Dataset entries
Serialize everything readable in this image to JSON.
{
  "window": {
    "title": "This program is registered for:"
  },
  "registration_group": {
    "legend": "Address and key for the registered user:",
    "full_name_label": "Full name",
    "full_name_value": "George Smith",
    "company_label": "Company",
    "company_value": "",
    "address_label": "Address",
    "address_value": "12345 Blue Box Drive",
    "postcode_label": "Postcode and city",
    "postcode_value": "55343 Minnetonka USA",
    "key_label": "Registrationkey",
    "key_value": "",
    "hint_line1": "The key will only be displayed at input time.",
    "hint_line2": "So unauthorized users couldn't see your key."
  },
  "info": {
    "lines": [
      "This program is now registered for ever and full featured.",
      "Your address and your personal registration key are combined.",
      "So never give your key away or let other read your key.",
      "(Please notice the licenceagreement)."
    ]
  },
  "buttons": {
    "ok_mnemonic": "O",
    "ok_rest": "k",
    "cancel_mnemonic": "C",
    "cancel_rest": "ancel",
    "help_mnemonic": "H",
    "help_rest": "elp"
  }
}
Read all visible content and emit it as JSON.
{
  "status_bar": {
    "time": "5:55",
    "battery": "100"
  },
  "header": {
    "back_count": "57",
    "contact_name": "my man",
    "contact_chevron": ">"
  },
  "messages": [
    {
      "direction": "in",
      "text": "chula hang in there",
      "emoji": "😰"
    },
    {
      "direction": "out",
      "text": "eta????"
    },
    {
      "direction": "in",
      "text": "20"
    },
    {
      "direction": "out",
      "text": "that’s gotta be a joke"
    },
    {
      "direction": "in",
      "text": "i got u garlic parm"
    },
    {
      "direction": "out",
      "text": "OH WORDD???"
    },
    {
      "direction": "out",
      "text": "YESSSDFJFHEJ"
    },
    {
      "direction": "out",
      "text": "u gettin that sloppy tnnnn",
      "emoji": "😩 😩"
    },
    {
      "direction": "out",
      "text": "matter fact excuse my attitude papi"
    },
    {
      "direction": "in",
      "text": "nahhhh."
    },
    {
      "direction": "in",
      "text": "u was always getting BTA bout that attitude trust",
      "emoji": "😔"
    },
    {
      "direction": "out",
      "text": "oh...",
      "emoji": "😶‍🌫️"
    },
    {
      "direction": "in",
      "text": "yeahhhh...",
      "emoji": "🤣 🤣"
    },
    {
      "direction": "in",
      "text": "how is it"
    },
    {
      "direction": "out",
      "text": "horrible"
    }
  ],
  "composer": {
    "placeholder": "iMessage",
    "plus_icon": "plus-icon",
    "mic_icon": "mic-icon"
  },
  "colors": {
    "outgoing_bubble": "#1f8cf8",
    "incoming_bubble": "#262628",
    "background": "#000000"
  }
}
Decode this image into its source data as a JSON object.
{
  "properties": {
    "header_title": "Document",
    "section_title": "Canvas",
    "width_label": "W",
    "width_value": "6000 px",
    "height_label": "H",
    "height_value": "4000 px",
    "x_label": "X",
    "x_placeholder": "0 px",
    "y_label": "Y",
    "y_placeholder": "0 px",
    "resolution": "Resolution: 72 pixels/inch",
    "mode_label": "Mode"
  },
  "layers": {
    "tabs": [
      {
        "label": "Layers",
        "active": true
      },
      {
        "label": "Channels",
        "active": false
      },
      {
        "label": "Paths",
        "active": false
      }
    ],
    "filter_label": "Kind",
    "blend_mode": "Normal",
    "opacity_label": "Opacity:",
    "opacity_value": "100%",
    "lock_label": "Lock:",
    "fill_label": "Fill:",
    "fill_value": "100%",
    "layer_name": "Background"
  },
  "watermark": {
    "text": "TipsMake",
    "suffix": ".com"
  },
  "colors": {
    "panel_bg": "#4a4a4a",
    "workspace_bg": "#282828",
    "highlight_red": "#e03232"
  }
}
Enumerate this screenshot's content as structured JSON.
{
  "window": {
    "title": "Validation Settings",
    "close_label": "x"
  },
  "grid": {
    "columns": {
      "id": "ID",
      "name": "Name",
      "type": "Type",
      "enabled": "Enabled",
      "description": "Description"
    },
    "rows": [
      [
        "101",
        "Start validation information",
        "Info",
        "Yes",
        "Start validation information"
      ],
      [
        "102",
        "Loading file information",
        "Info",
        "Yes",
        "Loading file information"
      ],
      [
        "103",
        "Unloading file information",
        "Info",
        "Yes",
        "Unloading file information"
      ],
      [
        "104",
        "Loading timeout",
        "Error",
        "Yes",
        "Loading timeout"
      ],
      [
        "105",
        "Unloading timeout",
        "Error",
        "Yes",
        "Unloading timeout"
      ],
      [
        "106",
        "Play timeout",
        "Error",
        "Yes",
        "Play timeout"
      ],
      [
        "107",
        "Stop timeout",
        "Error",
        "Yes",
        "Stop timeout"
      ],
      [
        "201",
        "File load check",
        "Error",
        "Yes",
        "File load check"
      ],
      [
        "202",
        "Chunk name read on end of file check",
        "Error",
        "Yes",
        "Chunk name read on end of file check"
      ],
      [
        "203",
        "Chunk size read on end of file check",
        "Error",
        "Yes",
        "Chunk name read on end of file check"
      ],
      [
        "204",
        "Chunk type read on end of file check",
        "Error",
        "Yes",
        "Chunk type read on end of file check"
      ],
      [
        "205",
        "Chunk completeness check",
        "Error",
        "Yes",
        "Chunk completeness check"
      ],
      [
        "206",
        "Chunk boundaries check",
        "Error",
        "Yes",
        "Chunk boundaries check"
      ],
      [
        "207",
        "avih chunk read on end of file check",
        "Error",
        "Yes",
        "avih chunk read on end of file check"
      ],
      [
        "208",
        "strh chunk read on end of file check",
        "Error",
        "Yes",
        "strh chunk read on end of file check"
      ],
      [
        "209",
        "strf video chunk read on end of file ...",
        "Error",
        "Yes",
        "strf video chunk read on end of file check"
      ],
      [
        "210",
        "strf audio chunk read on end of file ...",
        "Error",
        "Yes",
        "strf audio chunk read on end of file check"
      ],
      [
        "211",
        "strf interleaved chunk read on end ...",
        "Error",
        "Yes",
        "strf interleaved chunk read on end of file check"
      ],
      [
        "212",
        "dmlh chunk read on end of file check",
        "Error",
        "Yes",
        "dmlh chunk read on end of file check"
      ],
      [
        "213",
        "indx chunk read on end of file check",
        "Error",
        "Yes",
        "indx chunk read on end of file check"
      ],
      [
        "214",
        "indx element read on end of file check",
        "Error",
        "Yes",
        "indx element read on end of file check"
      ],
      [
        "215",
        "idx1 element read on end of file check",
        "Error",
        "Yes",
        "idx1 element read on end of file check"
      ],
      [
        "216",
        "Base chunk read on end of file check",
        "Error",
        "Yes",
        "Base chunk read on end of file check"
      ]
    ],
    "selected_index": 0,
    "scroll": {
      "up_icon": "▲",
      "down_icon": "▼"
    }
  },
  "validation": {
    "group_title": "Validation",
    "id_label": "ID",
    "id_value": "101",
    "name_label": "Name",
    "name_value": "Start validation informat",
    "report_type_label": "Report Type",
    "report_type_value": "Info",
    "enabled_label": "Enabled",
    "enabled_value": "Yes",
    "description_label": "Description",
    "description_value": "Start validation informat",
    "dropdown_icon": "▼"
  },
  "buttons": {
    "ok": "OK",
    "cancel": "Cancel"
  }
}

Set problem
Take the lines above and print them exactly.

Problem solution
Serialize everything readable in this image to JSON.
{
  "window": {
    "title": "This program is registered for:"
  },
  "registration_group": {
    "legend": "Address and key for the registered user:",
    "full_name_label": "Full name",
    "full_name_value": "George Smith",
    "company_label": "Company",
    "company_value": "",
    "address_label": "Address",
    "address_value": "12345 Blue Box Drive",
    "postcode_label": "Postcode and city",
    "postcode_value": "55343 Minnetonka USA",
    "key_label": "Registrationkey",
    "key_value": "",
    "hint_line1": "The key will only be displayed at input time.",
    "hint_line2": "So unauthorized users couldn't see your key."
  },
  "info": {
    "lines": [
      "This program is now registered for ever and full featured.",
      "Your address and your personal registration key are combined.",
      "So never give your key away or let other read your key.",
      "(Please notice the licenceagreement)."
    ]
  },
  "buttons": {
    "ok_mnemonic": "O",
    "ok_rest": "k",
    "cancel_mnemonic": "C",
    "cancel_rest": "ancel",
    "help_mnemonic": "H",
    "help_rest": "elp"
  }
}
Read all visible content and emit it as JSON.
{
  "status_bar": {
    "time": "5:55",
    "battery": "100"
  },
  "header": {
    "back_count": "57",
    "contact_name": "my man",
    "contact_chevron": ">"
  },
  "messages": [
    {
      "direction": "in",
      "text": "chula hang in there",
      "emoji": "😰"
    },
    {
      "direction": "out",
      "text": "eta????"
    },
    {
      "direction": "in",
      "text": "20"
    },
    {
      "direction": "out",
      "text": "that’s gotta be a joke"
    },
    {
      "direction": "in",
      "text": "i got u garlic parm"
    },
    {
      "direction": "out",
      "text": "OH WORDD???"
    },
    {
      "direction": "out",
      "text": "YESSSDFJFHEJ"
    },
    {
      "direction": "out",
      "text": "u gettin that sloppy tnnnn",
      "emoji": "😩 😩"
    },
    {
      "direction": "out",
      "text": "matter fact excuse my attitude papi"
    },
    {
      "direction": "in",
      "text": "nahhhh."
    },
    {
      "direction": "in",
      "text": "u was always getting BTA bout that attitude trust",
      "emoji": "😔"
    },
    {
      "direction": "out",
      "text": "oh...",
      "emoji": "😶‍🌫️"
    },
    {
      "direction": "in",
      "text": "yeahhhh...",
      "emoji": "🤣 🤣"
    },
    {
      "direction": "in",
      "text": "how is it"
    },
    {
      "direction": "out",
      "text": "horrible"
    }
  ],
  "composer": {
    "placeholder": "iMessage",
    "plus_icon": "plus-icon",
    "mic_icon": "mic-icon"
  },
  "colors": {
    "outgoing_bubble": "#1f8cf8",
    "incoming_bubble": "#262628",
    "background": "#000000"
  }
}
Decode this image into its source data as a JSON object.
{
  "properties": {
    "header_title": "Document",
    "section_title": "Canvas",
    "width_label": "W",
    "width_value": "6000 px",
    "height_label": "H",
    "height_value": "4000 px",
    "x_label": "X",
    "x_placeholder": "0 px",
    "y_label": "Y",
    "y_placeholder": "0 px",
    "resolution": "Resolution: 72 pixels/inch",
    "mode_label": "Mode"
  },
  "layers": {
    "tabs": [
      {
        "label": "Layers",
        "active": true
      },
      {
        "label": "Channels",
        "active": false
      },
      {
        "label": "Paths",
        "active": false
      }
    ],
    "filter_label": "Kind",
    "blend_mode": "Normal",
    "opacity_label": "Opacity:",
    "opacity_value": "100%",
    "lock_label": "Lock:",
    "fill_label": "Fill:",
    "fill_value": "100%",
    "layer_name": "Background"
  },
  "watermark": {
    "text": "TipsMake",
    "suffix": ".com"
  },
  "colors": {
    "panel_bg": "#4a4a4a",
    "workspace_bg": "#282828",
    "highlight_red": "#e03232"
  }
}
Enumerate this screenshot's content as structured JSON.
{
  "window": {
    "title": "Validation Settings",
    "close_label": "x"
  },
  "grid": {
    "columns": {
      "id": "ID",
      "name": "Name",
      "type": "Type",
      "enabled": "Enabled",
      "description": "Description"
    },
    "rows": [
      [
        "101",
        "Start validation information",
        "Info",
        "Yes",
        "Start validation information"
      ],
      [
        "102",
        "Loading file information",
        "Info",
        "Yes",
        "Loading file information"
      ],
      [
        "103",
        "Unloading file information",
        "Info",
        "Yes",
        "Unloading file information"
      ],
      [
        "104",
        "Loading timeout",
        "Error",
        "Yes",
        "Loading timeout"
      ],
      [
        "105",
        "Unloading timeout",
        "Error",
        "Yes",
        "Unloading timeout"
      ],
      [
        "106",
        "Play timeout",
        "Error",
        "Yes",
        "Play timeout"
      ],
      [
        "107",
        "Stop timeout",
        "Error",
        "Yes",
        "Stop timeout"
      ],
      [
        "201",
        "File load check",
        "Error",
        "Yes",
        "File load check"
      ],
      [
        "202",
        "Chunk name read on end of file check",
        "Error",
        "Yes",
        "Chunk name read on end of file check"
      ],
      [
        "203",
        "Chunk size read on end of file check",
        "Error",
        "Yes",
        "Chunk name read on end of file check"
      ],
      [
        "204",
        "Chunk type read on end of file check",
        "Error",
        "Yes",
        "Chunk type read on end of file check"
      ],
      [
        "205",
        "Chunk completeness check",
        "Error",
        "Yes",
        "Chunk completeness check"
      ],
      [
        "206",
        "Chunk boundaries check",
        "Error",
        "Yes",
        "Chunk boundaries check"
      ],
      [
        "207",
        "avih chunk read on end of file check",
        "Error",
        "Yes",
        "avih chunk read on end of file check"
      ],
      [
        "208",
        "strh chunk read on end of file check",
        "Error",
        "Yes",
        "strh chunk read on end of file check"
      ],
      [
        "209",
        "strf video chunk read on end of file ...",
        "Error",
        "Yes",
        "strf video chunk read on end of file check"
      ],
      [
        "210",
        "strf audio chunk read on end of file ...",
        "Error",
        "Yes",
        "strf audio chunk read on end of file check"
      ],
      [
        "211",
        "strf interleaved chunk read on end ...",
        "Error",
        "Yes",
        "strf interleaved chunk read on end of file check"
      ],
      [
        "212",
        "dmlh chunk read on end of file check",
        "Error",
        "Yes",
        "dmlh chunk read on end of file check"
      ],
      [
        "213",
        "indx chunk read on end of file check",
        "Error",
        "Yes",
        "indx chunk read on end of file check"
      ],
      [
        "214",
        "indx element read on end of file check",
        "Error",
        "Yes",
        "indx element read on end of file check"
      ],
      [
        "215",
        "idx1 element read on end of file check",
        "Error",
        "Yes",
        "idx1 element read on end of file check"
      ],
      [
        "216",
        "Base chunk read on end of file check",
        "Error",
        "Yes",
        "Base chunk read on end of file check"
      ]
    ],
    "selected_index": 0,
    "scroll": {
      "up_icon": "▲",
      "down_icon": "▼"
    }
  },
  "validation": {
    "group_title": "Validation",
    "id_label": "ID",
    "id_value": "101",
    "name_label": "Name",
    "name_value": "Start validation informat",
    "report_type_label": "Report Type",
    "report_type_value": "Info",
    "enabled_label": "Enabled",
    "enabled_value": "Yes",
    "description_label": "Description",
    "description_value": "Start validation informat",
    "dropdown_icon": "▼"
  },
  "buttons": {
    "ok": "OK",
    "cancel": "Cancel"
  }
}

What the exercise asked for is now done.